--- START Exercise data ---
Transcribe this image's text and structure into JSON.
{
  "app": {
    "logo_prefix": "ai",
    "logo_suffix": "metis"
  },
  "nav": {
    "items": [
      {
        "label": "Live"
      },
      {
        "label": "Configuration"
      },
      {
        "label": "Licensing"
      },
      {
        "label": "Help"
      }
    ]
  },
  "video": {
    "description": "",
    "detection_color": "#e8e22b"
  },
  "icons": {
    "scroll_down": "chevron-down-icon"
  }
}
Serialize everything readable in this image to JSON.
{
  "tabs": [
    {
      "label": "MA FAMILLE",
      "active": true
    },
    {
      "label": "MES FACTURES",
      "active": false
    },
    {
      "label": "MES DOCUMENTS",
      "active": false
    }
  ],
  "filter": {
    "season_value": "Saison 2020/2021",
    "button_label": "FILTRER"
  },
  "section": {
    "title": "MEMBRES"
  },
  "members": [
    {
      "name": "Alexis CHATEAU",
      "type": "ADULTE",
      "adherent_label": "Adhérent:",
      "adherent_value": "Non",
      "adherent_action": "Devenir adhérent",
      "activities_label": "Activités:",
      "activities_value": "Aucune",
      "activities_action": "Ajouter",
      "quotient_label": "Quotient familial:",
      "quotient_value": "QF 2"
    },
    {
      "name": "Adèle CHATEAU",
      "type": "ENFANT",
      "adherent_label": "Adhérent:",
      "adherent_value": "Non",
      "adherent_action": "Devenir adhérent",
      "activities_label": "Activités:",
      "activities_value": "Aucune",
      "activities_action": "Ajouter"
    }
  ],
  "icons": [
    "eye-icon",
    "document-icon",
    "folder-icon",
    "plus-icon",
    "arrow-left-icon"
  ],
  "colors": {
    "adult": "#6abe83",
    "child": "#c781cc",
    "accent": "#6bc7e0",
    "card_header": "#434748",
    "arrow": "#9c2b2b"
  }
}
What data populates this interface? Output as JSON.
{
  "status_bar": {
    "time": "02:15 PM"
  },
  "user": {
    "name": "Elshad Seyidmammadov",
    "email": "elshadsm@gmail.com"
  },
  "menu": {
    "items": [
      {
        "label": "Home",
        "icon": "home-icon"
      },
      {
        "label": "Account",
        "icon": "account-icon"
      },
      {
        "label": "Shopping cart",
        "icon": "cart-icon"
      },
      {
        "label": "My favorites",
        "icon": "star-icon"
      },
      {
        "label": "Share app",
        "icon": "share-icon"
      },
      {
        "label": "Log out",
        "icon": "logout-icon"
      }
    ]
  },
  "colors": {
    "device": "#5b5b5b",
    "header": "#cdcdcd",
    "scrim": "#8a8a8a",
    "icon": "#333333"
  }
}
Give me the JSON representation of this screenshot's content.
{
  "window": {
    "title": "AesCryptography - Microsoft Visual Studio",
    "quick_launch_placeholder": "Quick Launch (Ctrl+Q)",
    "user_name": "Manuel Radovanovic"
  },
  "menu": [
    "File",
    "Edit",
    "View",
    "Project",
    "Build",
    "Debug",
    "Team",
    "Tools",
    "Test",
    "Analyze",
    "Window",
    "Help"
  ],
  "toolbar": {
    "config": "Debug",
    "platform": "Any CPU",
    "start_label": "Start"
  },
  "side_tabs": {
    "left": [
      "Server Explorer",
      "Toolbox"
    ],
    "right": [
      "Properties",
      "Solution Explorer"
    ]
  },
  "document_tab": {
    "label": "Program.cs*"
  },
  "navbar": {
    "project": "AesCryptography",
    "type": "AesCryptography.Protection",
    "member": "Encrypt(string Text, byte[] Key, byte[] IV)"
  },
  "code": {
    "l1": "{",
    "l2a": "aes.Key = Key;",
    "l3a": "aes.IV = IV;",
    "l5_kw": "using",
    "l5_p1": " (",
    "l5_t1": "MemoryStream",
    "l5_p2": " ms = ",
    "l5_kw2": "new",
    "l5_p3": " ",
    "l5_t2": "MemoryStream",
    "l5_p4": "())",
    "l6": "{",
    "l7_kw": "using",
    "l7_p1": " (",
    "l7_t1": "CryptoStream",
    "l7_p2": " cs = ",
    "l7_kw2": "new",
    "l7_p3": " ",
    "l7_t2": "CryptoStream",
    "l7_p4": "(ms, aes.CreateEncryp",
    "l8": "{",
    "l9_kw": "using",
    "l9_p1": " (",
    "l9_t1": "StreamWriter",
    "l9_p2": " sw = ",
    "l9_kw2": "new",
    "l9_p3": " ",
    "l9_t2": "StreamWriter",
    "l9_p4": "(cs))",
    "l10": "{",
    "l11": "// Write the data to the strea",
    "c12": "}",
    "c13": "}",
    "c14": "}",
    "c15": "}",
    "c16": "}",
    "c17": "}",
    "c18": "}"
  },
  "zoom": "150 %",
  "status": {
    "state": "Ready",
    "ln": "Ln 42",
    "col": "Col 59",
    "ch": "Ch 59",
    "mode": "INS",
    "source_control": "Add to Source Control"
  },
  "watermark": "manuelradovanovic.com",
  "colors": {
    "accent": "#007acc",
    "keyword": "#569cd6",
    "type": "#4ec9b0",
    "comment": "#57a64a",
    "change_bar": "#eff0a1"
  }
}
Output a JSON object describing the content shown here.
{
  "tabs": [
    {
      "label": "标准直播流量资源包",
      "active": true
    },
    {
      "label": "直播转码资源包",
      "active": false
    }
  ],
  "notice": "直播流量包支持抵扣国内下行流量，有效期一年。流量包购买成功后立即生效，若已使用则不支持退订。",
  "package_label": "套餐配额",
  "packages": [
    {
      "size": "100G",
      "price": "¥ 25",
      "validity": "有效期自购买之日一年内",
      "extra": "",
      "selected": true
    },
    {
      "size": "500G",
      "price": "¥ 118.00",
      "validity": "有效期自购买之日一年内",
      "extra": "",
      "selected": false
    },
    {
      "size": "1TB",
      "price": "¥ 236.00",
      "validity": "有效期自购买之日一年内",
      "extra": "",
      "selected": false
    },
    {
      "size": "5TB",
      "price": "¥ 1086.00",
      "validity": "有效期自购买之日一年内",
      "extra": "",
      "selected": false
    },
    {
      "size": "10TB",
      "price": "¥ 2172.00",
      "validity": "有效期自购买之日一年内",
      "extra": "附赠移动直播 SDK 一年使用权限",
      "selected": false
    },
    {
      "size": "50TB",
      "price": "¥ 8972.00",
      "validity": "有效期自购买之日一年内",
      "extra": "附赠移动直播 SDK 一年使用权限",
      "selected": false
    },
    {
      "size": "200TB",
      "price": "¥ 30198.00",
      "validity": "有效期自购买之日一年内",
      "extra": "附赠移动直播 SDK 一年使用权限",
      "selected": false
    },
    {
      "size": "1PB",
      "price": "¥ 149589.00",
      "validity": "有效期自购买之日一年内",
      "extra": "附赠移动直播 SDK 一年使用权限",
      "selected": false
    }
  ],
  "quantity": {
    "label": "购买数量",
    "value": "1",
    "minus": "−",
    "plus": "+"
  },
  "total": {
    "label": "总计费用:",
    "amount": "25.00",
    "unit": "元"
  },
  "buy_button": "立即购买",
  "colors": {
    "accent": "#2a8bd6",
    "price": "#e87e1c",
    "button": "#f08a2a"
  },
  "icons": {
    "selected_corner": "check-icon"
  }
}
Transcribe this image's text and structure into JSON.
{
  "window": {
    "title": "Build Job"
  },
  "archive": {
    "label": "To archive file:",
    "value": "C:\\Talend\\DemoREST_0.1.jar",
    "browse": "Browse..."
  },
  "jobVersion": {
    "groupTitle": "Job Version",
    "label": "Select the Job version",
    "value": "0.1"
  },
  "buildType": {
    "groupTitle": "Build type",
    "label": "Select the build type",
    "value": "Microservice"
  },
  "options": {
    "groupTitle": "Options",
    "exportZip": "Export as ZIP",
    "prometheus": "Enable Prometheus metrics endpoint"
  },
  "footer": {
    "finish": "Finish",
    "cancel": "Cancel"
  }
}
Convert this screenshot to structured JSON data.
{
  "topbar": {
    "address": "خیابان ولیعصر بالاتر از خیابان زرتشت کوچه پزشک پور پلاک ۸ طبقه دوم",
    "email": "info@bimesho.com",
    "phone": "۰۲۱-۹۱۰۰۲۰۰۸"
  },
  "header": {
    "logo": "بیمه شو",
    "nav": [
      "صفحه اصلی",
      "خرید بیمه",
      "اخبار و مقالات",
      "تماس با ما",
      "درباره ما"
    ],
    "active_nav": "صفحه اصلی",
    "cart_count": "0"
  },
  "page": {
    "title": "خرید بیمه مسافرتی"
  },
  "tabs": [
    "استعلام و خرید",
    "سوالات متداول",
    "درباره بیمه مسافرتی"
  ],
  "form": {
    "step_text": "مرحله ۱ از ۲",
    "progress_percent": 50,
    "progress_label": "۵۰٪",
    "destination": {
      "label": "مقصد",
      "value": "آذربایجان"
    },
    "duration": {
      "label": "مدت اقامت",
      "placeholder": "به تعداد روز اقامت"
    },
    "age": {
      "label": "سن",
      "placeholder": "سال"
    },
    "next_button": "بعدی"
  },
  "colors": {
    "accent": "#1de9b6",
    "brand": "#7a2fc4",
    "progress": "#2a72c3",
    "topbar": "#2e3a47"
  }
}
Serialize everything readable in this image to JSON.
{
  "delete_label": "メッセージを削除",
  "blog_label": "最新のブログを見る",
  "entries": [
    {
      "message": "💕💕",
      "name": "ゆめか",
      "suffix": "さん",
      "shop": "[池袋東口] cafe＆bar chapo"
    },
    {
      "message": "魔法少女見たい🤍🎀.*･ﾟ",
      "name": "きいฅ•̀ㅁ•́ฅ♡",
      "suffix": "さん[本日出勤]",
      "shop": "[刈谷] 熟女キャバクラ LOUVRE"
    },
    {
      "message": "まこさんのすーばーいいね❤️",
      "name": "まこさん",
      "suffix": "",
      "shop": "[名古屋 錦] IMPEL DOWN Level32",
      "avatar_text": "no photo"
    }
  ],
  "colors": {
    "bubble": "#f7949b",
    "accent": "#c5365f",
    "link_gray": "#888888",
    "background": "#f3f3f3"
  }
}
--- END Exercise data ---
Aim of the exercise ▸ In the entries above, find each line with the word "اقامت" and show it.

The output ▸
      "label": "مدت اقامت",
      "placeholder": "به تعداد روز اقامت"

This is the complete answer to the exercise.